### Data provided
------------------------------------
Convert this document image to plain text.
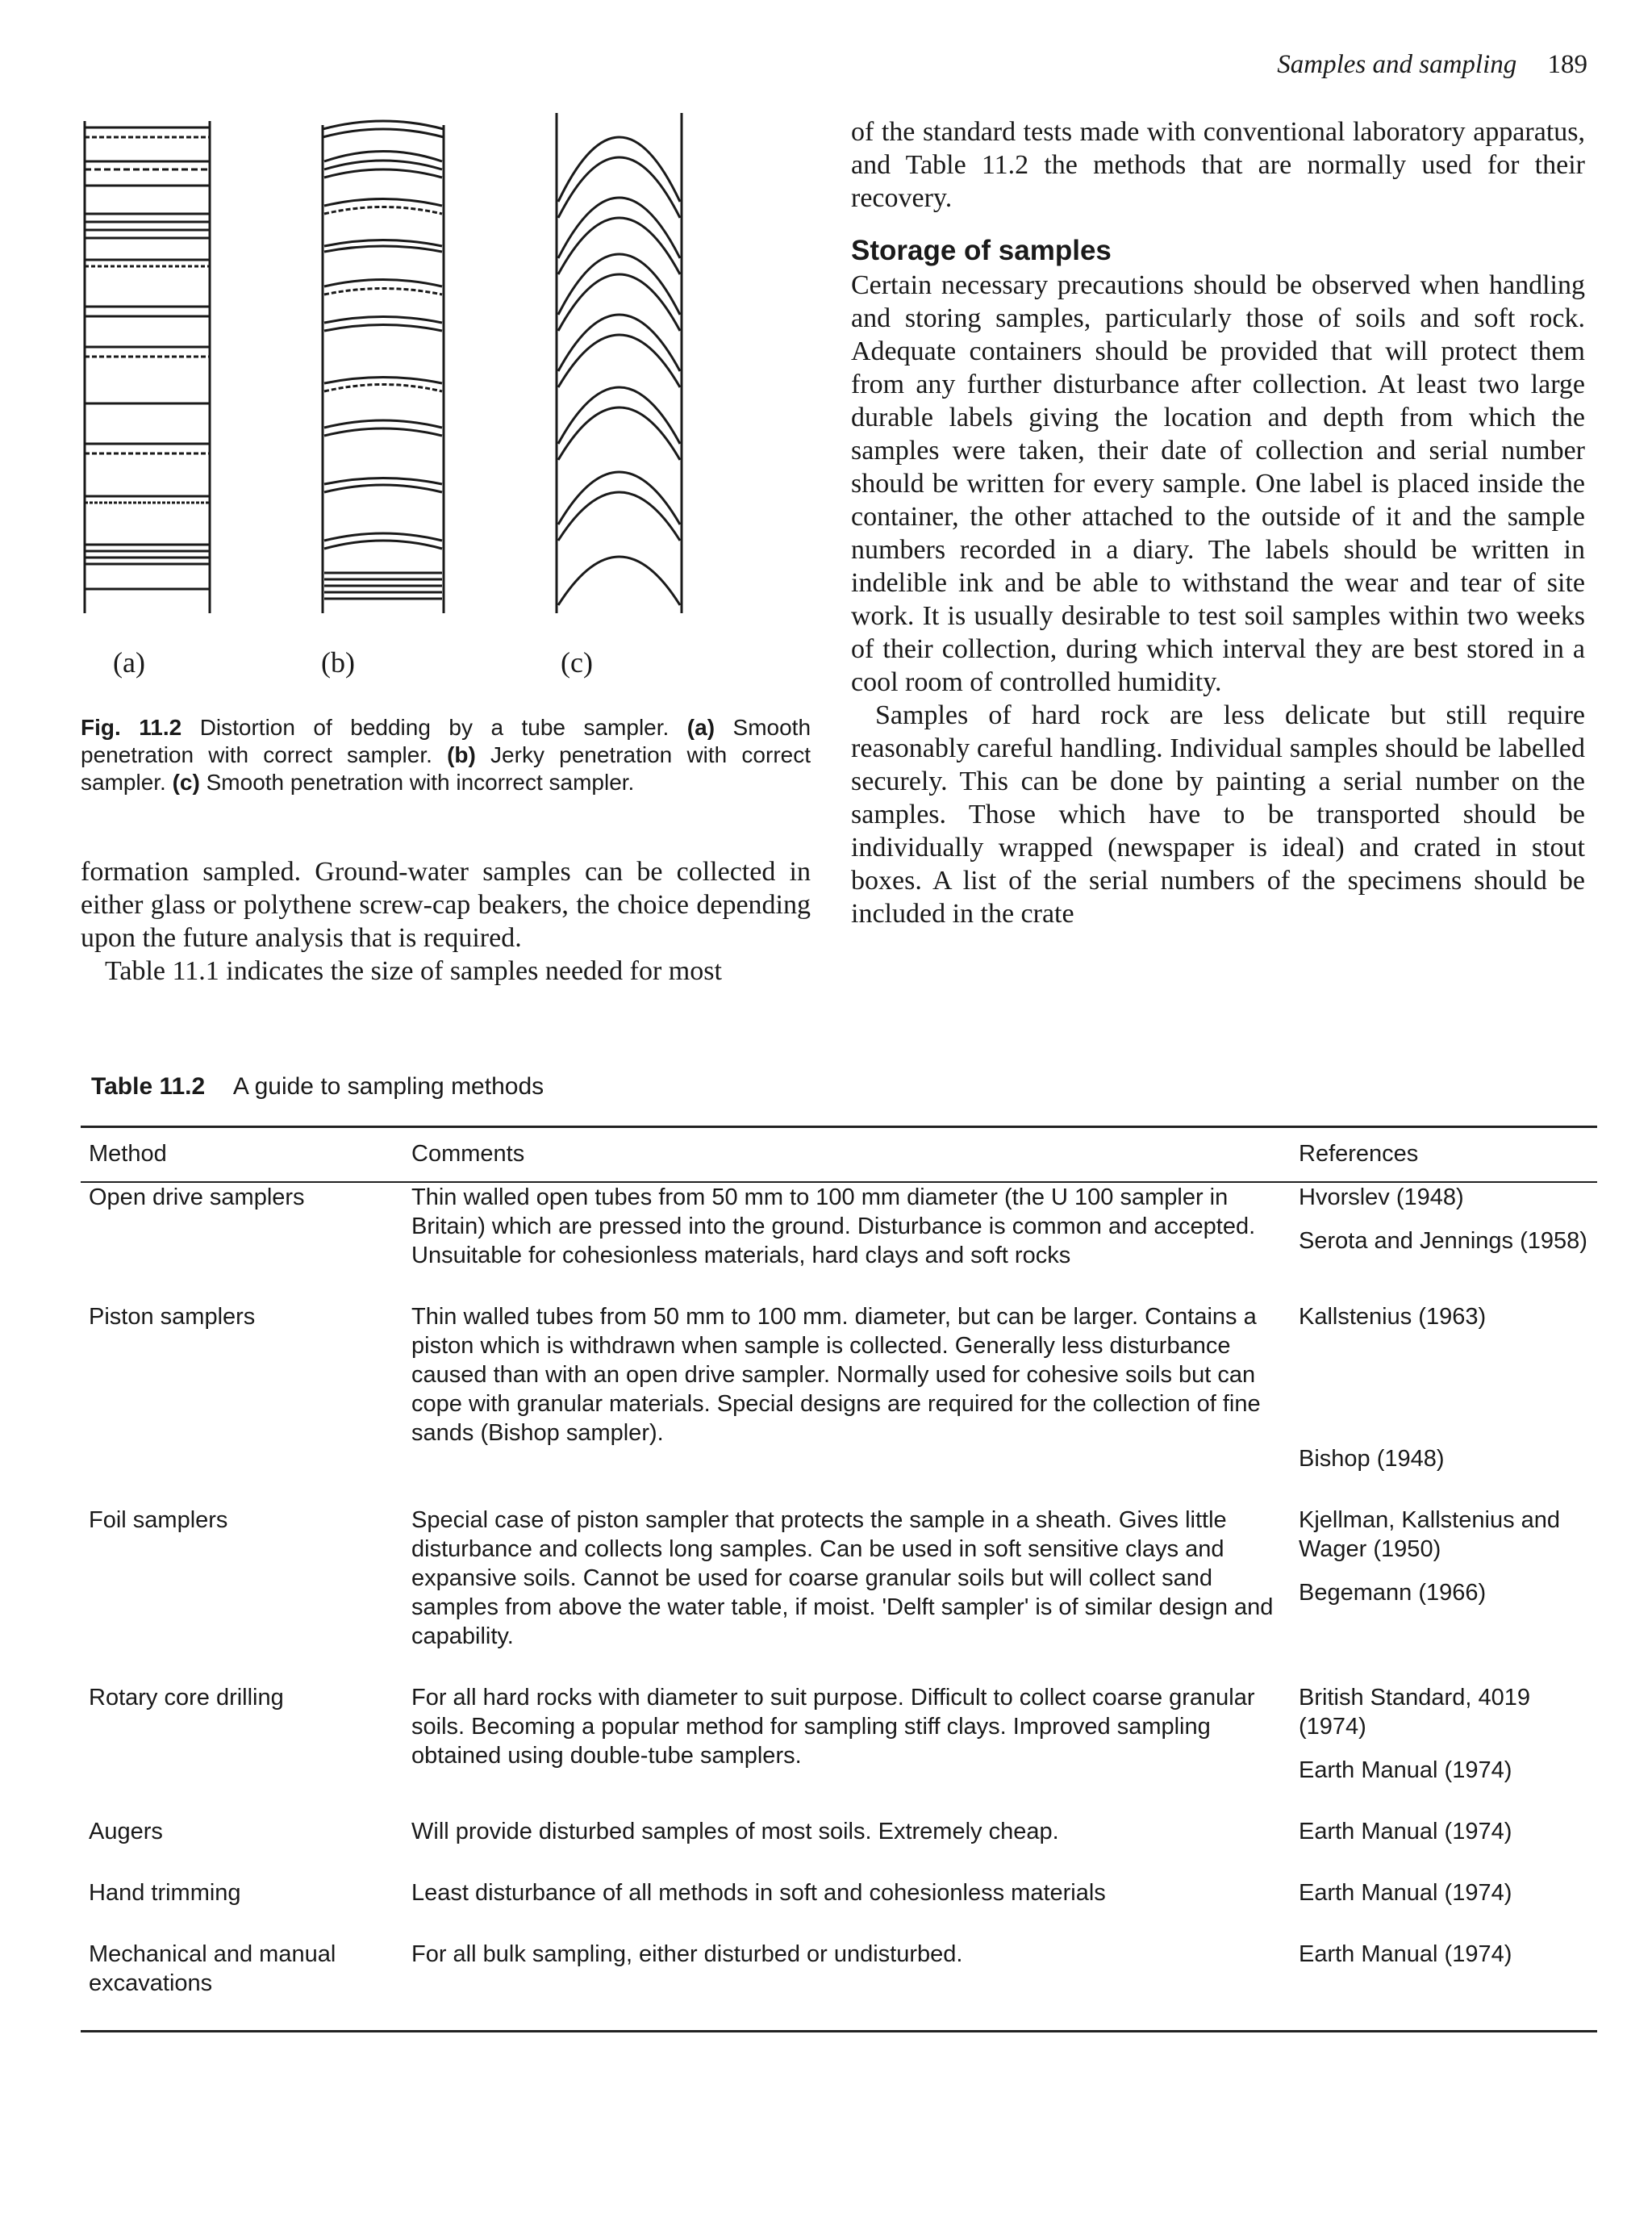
Samples and sampling 189
(a)	(b)	(c)
Fig. 11.2 Distortion of bedding by a tube sampler. (a) Smooth penetration with correct sampler. (b) Jerky penetration with correct sampler. (c) Smooth penetration with incorrect sampler.

formation sampled. Ground-water samples can be collected in either glass or polythene screw-cap beakers, the choice depending upon the future analysis that is required.

Table 11.1 indicates the size of samples needed for most

of the standard tests made with conventional laboratory apparatus, and Table 11.2 the methods that are normally used for their recovery.

Storage of samples

Certain necessary precautions should be observed when handling and storing samples, particularly those of soils and soft rock. Adequate containers should be provided that will protect them from any further disturbance after collection. At least two large durable labels giving the location and depth from which the samples were taken, their date of collection and serial number should be written for every sample. One label is placed inside the container, the other attached to the outside of it and the sample numbers recorded in a diary. The labels should be written in indelible ink and be able to withstand the wear and tear of site work. It is usually desirable to test soil samples within two weeks of their collection, during which interval they are best stored in a cool room of controlled humidity.

Samples of hard rock are less delicate but still require reasonably careful handling. Individual samples should be labelled securely. This can be done by painting a serial number on the samples. Those which have to be transported should be individually wrapped (newspaper is ideal) and crated in stout boxes. A list of the serial numbers of the specimens should be included in the crate

Table 11.2 A guide to sampling methods
Method	Comments	References

Open drive samplers	Thin walled open tubes from 50 mm to 100 mm diameter (the U 100 sampler in Britain) which are pressed into the ground. Disturbance is common and accepted. Unsuitable for cohesionless materials, hard clays and soft rocks	Hvorslev (1948)
Serota and Jennings (1958)

Piston samplers	Thin walled tubes from 50 mm to 100 mm. diameter, but can be larger. Contains a piston which is withdrawn when sample is collected. Generally less disturbance caused than with an open drive sampler. Normally used for cohesive soils but can cope with granular materials. Special designs are required for the collection of fine sands (Bishop sampler).	Kallstenius (1963)
Bishop (1948)

Foil samplers	Special case of piston sampler that protects the sample in a sheath. Gives little disturbance and collects long samples. Can be used in soft sensitive clays and expansive soils. Cannot be used for coarse granular soils but will collect sand samples from above the water table, if moist. 'Delft sampler' is of similar design and capability.	Kjellman, Kallstenius and Wager (1950)
Begemann (1966)

Rotary core drilling	For all hard rocks with diameter to suit purpose. Difficult to collect coarse granular soils. Becoming a popular method for sampling stiff clays. Improved sampling obtained using double-tube samplers.	British Standard, 4019 (1974)
Earth Manual (1974)

Augers	Will provide disturbed samples of most soils. Extremely cheap.	Earth Manual (1974)

Hand trimming	Least disturbance of all methods in soft and cohesionless materials	Earth Manual (1974)

Mechanical and manual excavations	For all bulk sampling, either disturbed or undisturbed.	Earth Manual (1974)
------------------------------------
### Short task
Except for the pictures, give all the material above again verbatim.

### Full output
Convert this document image to plain text.
Samples and sampling 189
(a)	(b)	(c)
Fig. 11.2 Distortion of bedding by a tube sampler. (a) Smooth penetration with correct sampler. (b) Jerky penetration with correct sampler. (c) Smooth penetration with incorrect sampler.

formation sampled. Ground-water samples can be collected in either glass or polythene screw-cap beakers, the choice depending upon the future analysis that is required.

Table 11.1 indicates the size of samples needed for most

of the standard tests made with conventional laboratory apparatus, and Table 11.2 the methods that are normally used for their recovery.

Storage of samples

Certain necessary precautions should be observed when handling and storing samples, particularly those of soils and soft rock. Adequate containers should be provided that will protect them from any further disturbance after collection. At least two large durable labels giving the location and depth from which the samples were taken, their date of collection and serial number should be written for every sample. One label is placed inside the container, the other attached to the outside of it and the sample numbers recorded in a diary. The labels should be written in indelible ink and be able to withstand the wear and tear of site work. It is usually desirable to test soil samples within two weeks of their collection, during which interval they are best stored in a cool room of controlled humidity.

Samples of hard rock are less delicate but still require reasonably careful handling. Individual samples should be labelled securely. This can be done by painting a serial number on the samples. Those which have to be transported should be individually wrapped (newspaper is ideal) and crated in stout boxes. A list of the serial numbers of the specimens should be included in the crate

Table 11.2 A guide to sampling methods
Method	Comments	References

Open drive samplers	Thin walled open tubes from 50 mm to 100 mm diameter (the U 100 sampler in Britain) which are pressed into the ground. Disturbance is common and accepted. Unsuitable for cohesionless materials, hard clays and soft rocks	Hvorslev (1948)
Serota and Jennings (1958)

Piston samplers	Thin walled tubes from 50 mm to 100 mm. diameter, but can be larger. Contains a piston which is withdrawn when sample is collected. Generally less disturbance caused than with an open drive sampler. Normally used for cohesive soils but can cope with granular materials. Special designs are required for the collection of fine sands (Bishop sampler).	Kallstenius (1963)
Bishop (1948)

Foil samplers	Special case of piston sampler that protects the sample in a sheath. Gives little disturbance and collects long samples. Can be used in soft sensitive clays and expansive soils. Cannot be used for coarse granular soils but will collect sand samples from above the water table, if moist. 'Delft sampler' is of similar design and capability.	Kjellman, Kallstenius and Wager (1950)
Begemann (1966)

Rotary core drilling	For all hard rocks with diameter to suit purpose. Difficult to collect coarse granular soils. Becoming a popular method for sampling stiff clays. Improved sampling obtained using double-tube samplers.	British Standard, 4019 (1974)
Earth Manual (1974)

Augers	Will provide disturbed samples of most soils. Extremely cheap.	Earth Manual (1974)

Hand trimming	Least disturbance of all methods in soft and cohesionless materials	Earth Manual (1974)

Mechanical and manual excavations	For all bulk sampling, either disturbed or undisturbed.	Earth Manual (1974)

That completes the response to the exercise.